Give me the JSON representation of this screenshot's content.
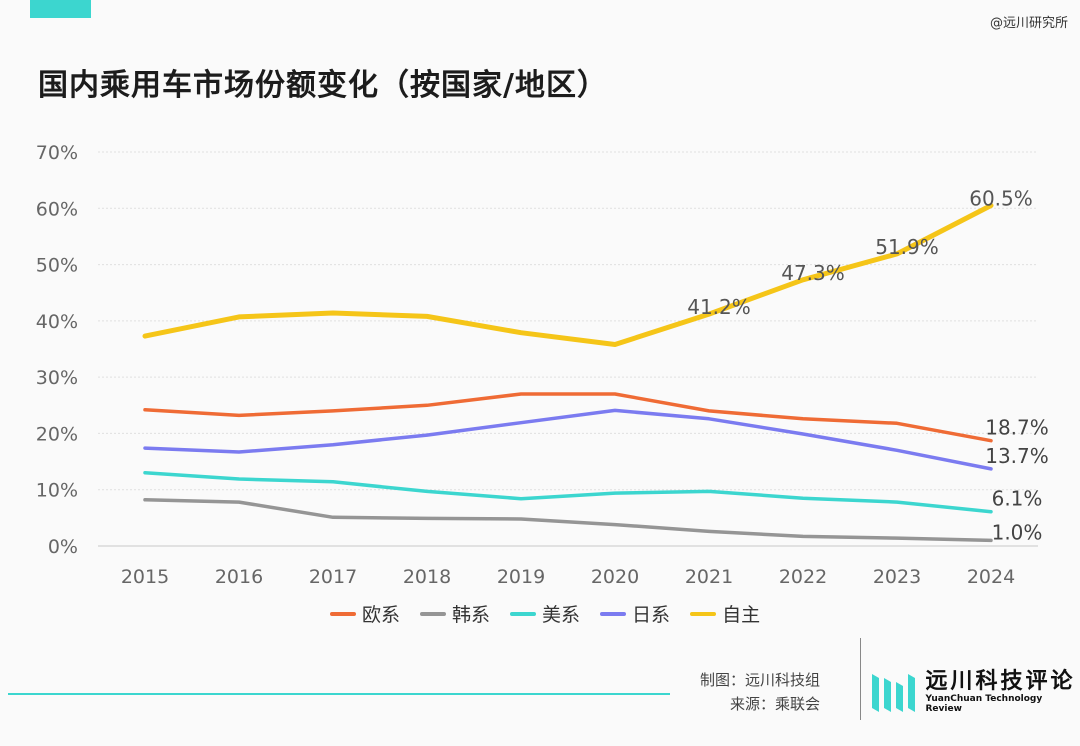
{
  "watermark": "@远川研究所",
  "title": "国内乘用车市场份额变化（按国家/地区）",
  "credits": {
    "made_by": "制图：远川科技组",
    "source": "来源：乘联会"
  },
  "logo": {
    "name": "远川科技评论",
    "subtitle": "YuanChuan Technology Review"
  },
  "colors": {
    "accent": "#3cd6cf"
  },
  "chart_data": {
    "type": "line",
    "title": "国内乘用车市场份额变化（按国家/地区）",
    "x": [
      "2015",
      "2016",
      "2017",
      "2018",
      "2019",
      "2020",
      "2021",
      "2022",
      "2023",
      "2024"
    ],
    "ylim": [
      0,
      70
    ],
    "yticks": [
      "0%",
      "10%",
      "20%",
      "30%",
      "40%",
      "50%",
      "60%",
      "70%"
    ],
    "grid": true,
    "legend_position": "bottom",
    "series": [
      {
        "name": "欧系",
        "color": "#ef6b35",
        "values": [
          24.2,
          23.2,
          24.0,
          25.0,
          27.0,
          27.0,
          24.0,
          22.6,
          21.8,
          18.7
        ],
        "end_label": "18.7%"
      },
      {
        "name": "韩系",
        "color": "#959595",
        "values": [
          8.2,
          7.8,
          5.1,
          4.9,
          4.8,
          3.8,
          2.6,
          1.7,
          1.4,
          1.0
        ],
        "end_label": "1.0%"
      },
      {
        "name": "美系",
        "color": "#3cd6cf",
        "values": [
          13.0,
          11.9,
          11.4,
          9.7,
          8.4,
          9.4,
          9.7,
          8.5,
          7.8,
          6.1
        ],
        "end_label": "6.1%"
      },
      {
        "name": "日系",
        "color": "#7b7bf0",
        "values": [
          17.4,
          16.7,
          18.0,
          19.7,
          21.9,
          24.1,
          22.6,
          19.9,
          17.0,
          13.7
        ],
        "end_label": "13.7%"
      },
      {
        "name": "自主",
        "color": "#f5c518",
        "values": [
          37.3,
          40.7,
          41.4,
          40.8,
          37.9,
          35.8,
          41.2,
          47.3,
          51.9,
          60.5
        ],
        "point_labels": [
          "",
          "",
          "",
          "",
          "",
          "",
          "41.2%",
          "47.3%",
          "51.9%",
          "60.5%"
        ]
      }
    ]
  }
}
# # # #
Exercise instructions: Skipping the pictures, transcribe each line above exactly as it appears.

Complete output:
Give me the JSON representation of this screenshot's content.
{
  "watermark": "@远川研究所",
  "title": "国内乘用车市场份额变化（按国家/地区）",
  "credits": {
    "made_by": "制图：远川科技组",
    "source": "来源：乘联会"
  },
  "logo": {
    "name": "远川科技评论",
    "subtitle": "YuanChuan Technology Review"
  },
  "colors": {
    "accent": "#3cd6cf"
  },
  "chart_data": {
    "type": "line",
    "title": "国内乘用车市场份额变化（按国家/地区）",
    "x": [
      "2015",
      "2016",
      "2017",
      "2018",
      "2019",
      "2020",
      "2021",
      "2022",
      "2023",
      "2024"
    ],
    "ylim": [
      0,
      70
    ],
    "yticks": [
      "0%",
      "10%",
      "20%",
      "30%",
      "40%",
      "50%",
      "60%",
      "70%"
    ],
    "grid": true,
    "legend_position": "bottom",
    "series": [
      {
        "name": "欧系",
        "color": "#ef6b35",
        "values": [
          24.2,
          23.2,
          24.0,
          25.0,
          27.0,
          27.0,
          24.0,
          22.6,
          21.8,
          18.7
        ],
        "end_label": "18.7%"
      },
      {
        "name": "韩系",
        "color": "#959595",
        "values": [
          8.2,
          7.8,
          5.1,
          4.9,
          4.8,
          3.8,
          2.6,
          1.7,
          1.4,
          1.0
        ],
        "end_label": "1.0%"
      },
      {
        "name": "美系",
        "color": "#3cd6cf",
        "values": [
          13.0,
          11.9,
          11.4,
          9.7,
          8.4,
          9.4,
          9.7,
          8.5,
          7.8,
          6.1
        ],
        "end_label": "6.1%"
      },
      {
        "name": "日系",
        "color": "#7b7bf0",
        "values": [
          17.4,
          16.7,
          18.0,
          19.7,
          21.9,
          24.1,
          22.6,
          19.9,
          17.0,
          13.7
        ],
        "end_label": "13.7%"
      },
      {
        "name": "自主",
        "color": "#f5c518",
        "values": [
          37.3,
          40.7,
          41.4,
          40.8,
          37.9,
          35.8,
          41.2,
          47.3,
          51.9,
          60.5
        ],
        "point_labels": [
          "",
          "",
          "",
          "",
          "",
          "",
          "41.2%",
          "47.3%",
          "51.9%",
          "60.5%"
        ]
      }
    ]
  }
}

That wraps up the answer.